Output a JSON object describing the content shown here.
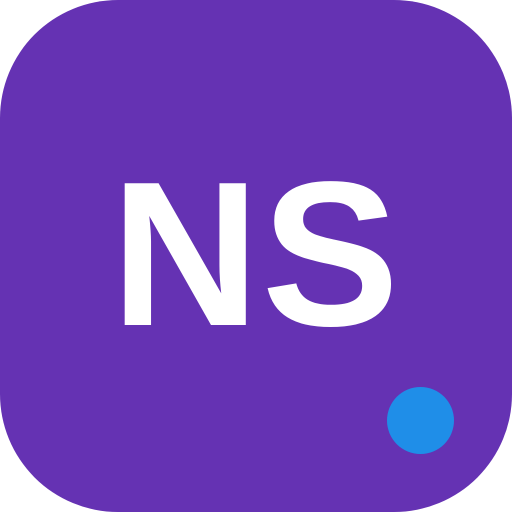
{
  "icon": {
    "monogram": "NS",
    "background_color": "#6532b3",
    "text_color": "#ffffff"
  },
  "status_indicator": {
    "color": "#1f8ee8",
    "icon": "status-dot-icon"
  }
}
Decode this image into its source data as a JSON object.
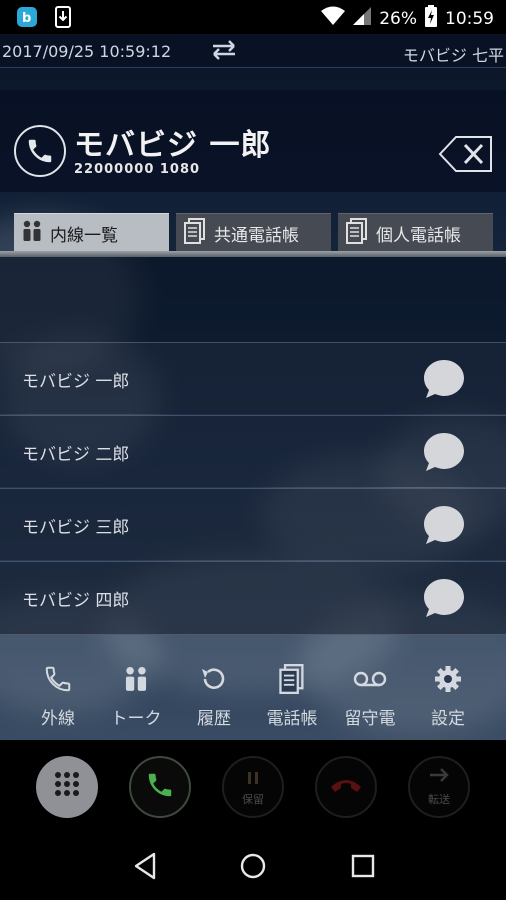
{
  "status_bar": {
    "battery_percent": "26%",
    "time": "10:59",
    "left_icons": [
      "bluetooth-b-icon",
      "download-icon"
    ],
    "right_icons": [
      "wifi-icon",
      "signal-icon",
      "battery-charging-icon"
    ]
  },
  "info_bar": {
    "datetime": "2017/09/25 10:59:12",
    "switch_icon": "swap-arrows-icon",
    "user_label": "モバビジ 七平"
  },
  "callee": {
    "name": "モバビジ 一郎",
    "number": "22000000 1080",
    "phone_icon": "phone-circle-icon",
    "clear_icon": "backspace-icon"
  },
  "tabs": [
    {
      "label": "内線一覧",
      "icon": "people-icon",
      "active": true
    },
    {
      "label": "共通電話帳",
      "icon": "document-icon",
      "active": false
    },
    {
      "label": "個人電話帳",
      "icon": "document-icon",
      "active": false
    }
  ],
  "contacts": [
    {
      "name": "モバビジ 一郎"
    },
    {
      "name": "モバビジ 二郎"
    },
    {
      "name": "モバビジ 三郎"
    },
    {
      "name": "モバビジ 四郎"
    }
  ],
  "actions": [
    {
      "label": "外線",
      "icon": "phone-icon"
    },
    {
      "label": "トーク",
      "icon": "people-icon"
    },
    {
      "label": "履歴",
      "icon": "history-icon"
    },
    {
      "label": "電話帳",
      "icon": "phonebook-icon"
    },
    {
      "label": "留守電",
      "icon": "voicemail-icon"
    },
    {
      "label": "設定",
      "icon": "gear-icon"
    }
  ],
  "call_controls": {
    "dialpad_icon": "dialpad-icon",
    "call_icon": "phone-call-icon",
    "hold_label": "保留",
    "hangup_icon": "hangup-icon",
    "transfer_label": "転送"
  },
  "colors": {
    "accent_green": "#4caf50",
    "hangup_red": "#5a1010",
    "tab_active": "#b8bdc4"
  }
}
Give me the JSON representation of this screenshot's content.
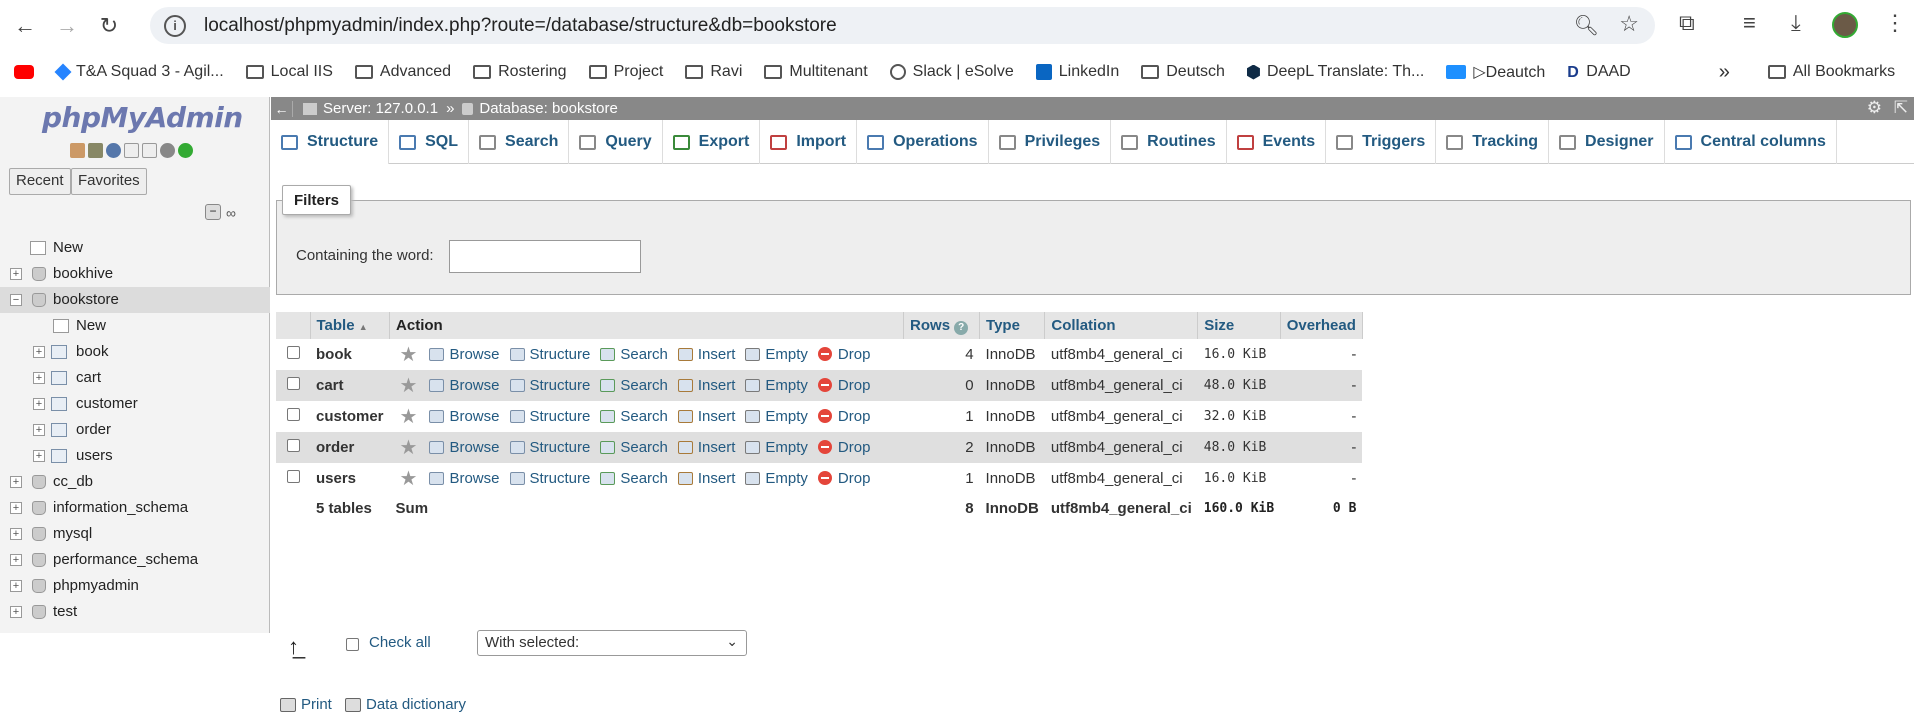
{
  "browser": {
    "url": "localhost/phpmyadmin/index.php?route=/database/structure&db=bookstore",
    "bookmarks": [
      {
        "label": "T&A Squad 3 - Agil...",
        "icon": "jira-icon",
        "color": "#2684ff"
      },
      {
        "label": "Local IIS",
        "icon": "folder-icon"
      },
      {
        "label": "Advanced",
        "icon": "folder-icon"
      },
      {
        "label": "Rostering",
        "icon": "folder-icon"
      },
      {
        "label": "Project",
        "icon": "folder-icon"
      },
      {
        "label": "Ravi",
        "icon": "folder-icon"
      },
      {
        "label": "Multitenant",
        "icon": "folder-icon"
      },
      {
        "label": "Slack | eSolve",
        "icon": "globe-icon"
      },
      {
        "label": "LinkedIn",
        "icon": "linkedin-icon",
        "color": "#0a66c2"
      },
      {
        "label": "Deutsch",
        "icon": "folder-icon"
      },
      {
        "label": "DeepL Translate: Th...",
        "icon": "deepl-icon",
        "color": "#0f2b46"
      },
      {
        "label": "▷Deautch",
        "icon": "bookmark-icon",
        "color": "#1e90ff"
      },
      {
        "label": "DAAD",
        "icon": "daad-icon",
        "color": "#1a3c8c"
      }
    ],
    "all_bookmarks": "All Bookmarks",
    "more_label": "»"
  },
  "pma": {
    "logo_a": "php",
    "logo_b": "MyAdmin",
    "recent": "Recent",
    "favorites": "Favorites",
    "tree": [
      {
        "label": "New",
        "level": 1,
        "kind": "new"
      },
      {
        "label": "bookhive",
        "level": 0,
        "kind": "db"
      },
      {
        "label": "bookstore",
        "level": 0,
        "kind": "db",
        "selected": true
      },
      {
        "label": "New",
        "level": 2,
        "kind": "new"
      },
      {
        "label": "book",
        "level": 2,
        "kind": "table"
      },
      {
        "label": "cart",
        "level": 2,
        "kind": "table"
      },
      {
        "label": "customer",
        "level": 2,
        "kind": "table"
      },
      {
        "label": "order",
        "level": 2,
        "kind": "table"
      },
      {
        "label": "users",
        "level": 2,
        "kind": "table"
      },
      {
        "label": "cc_db",
        "level": 0,
        "kind": "db"
      },
      {
        "label": "information_schema",
        "level": 0,
        "kind": "db"
      },
      {
        "label": "mysql",
        "level": 0,
        "kind": "db"
      },
      {
        "label": "performance_schema",
        "level": 0,
        "kind": "db"
      },
      {
        "label": "phpmyadmin",
        "level": 0,
        "kind": "db"
      },
      {
        "label": "test",
        "level": 0,
        "kind": "db"
      }
    ],
    "breadcrumb": {
      "server": "Server: 127.0.0.1",
      "sep": "»",
      "database": "Database: bookstore"
    },
    "tabs": [
      "Structure",
      "SQL",
      "Search",
      "Query",
      "Export",
      "Import",
      "Operations",
      "Privileges",
      "Routines",
      "Events",
      "Triggers",
      "Tracking",
      "Designer",
      "Central columns"
    ],
    "filters": {
      "legend": "Filters",
      "label": "Containing the word:",
      "value": ""
    },
    "table_headers": {
      "table": "Table",
      "sort": "▲",
      "action": "Action",
      "rows": "Rows",
      "type": "Type",
      "collation": "Collation",
      "size": "Size",
      "overhead": "Overhead"
    },
    "actions": [
      "Browse",
      "Structure",
      "Search",
      "Insert",
      "Empty",
      "Drop"
    ],
    "rows": [
      {
        "name": "book",
        "rows": "4",
        "type": "InnoDB",
        "collation": "utf8mb4_general_ci",
        "size": "16.0 KiB",
        "overhead": "-"
      },
      {
        "name": "cart",
        "rows": "0",
        "type": "InnoDB",
        "collation": "utf8mb4_general_ci",
        "size": "48.0 KiB",
        "overhead": "-"
      },
      {
        "name": "customer",
        "rows": "1",
        "type": "InnoDB",
        "collation": "utf8mb4_general_ci",
        "size": "32.0 KiB",
        "overhead": "-"
      },
      {
        "name": "order",
        "rows": "2",
        "type": "InnoDB",
        "collation": "utf8mb4_general_ci",
        "size": "48.0 KiB",
        "overhead": "-"
      },
      {
        "name": "users",
        "rows": "1",
        "type": "InnoDB",
        "collation": "utf8mb4_general_ci",
        "size": "16.0 KiB",
        "overhead": "-"
      }
    ],
    "summary": {
      "tables": "5 tables",
      "sum": "Sum",
      "rows": "8",
      "type": "InnoDB",
      "collation": "utf8mb4_general_ci",
      "size": "160.0 KiB",
      "overhead": "0 B"
    },
    "check_all": "Check all",
    "with_selected": "With selected:",
    "print": "Print",
    "data_dictionary": "Data dictionary"
  }
}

Exercise prompt: The word "selected" may appear on some lines. Report how many lines hold it, giving the number alone.

Final result: 2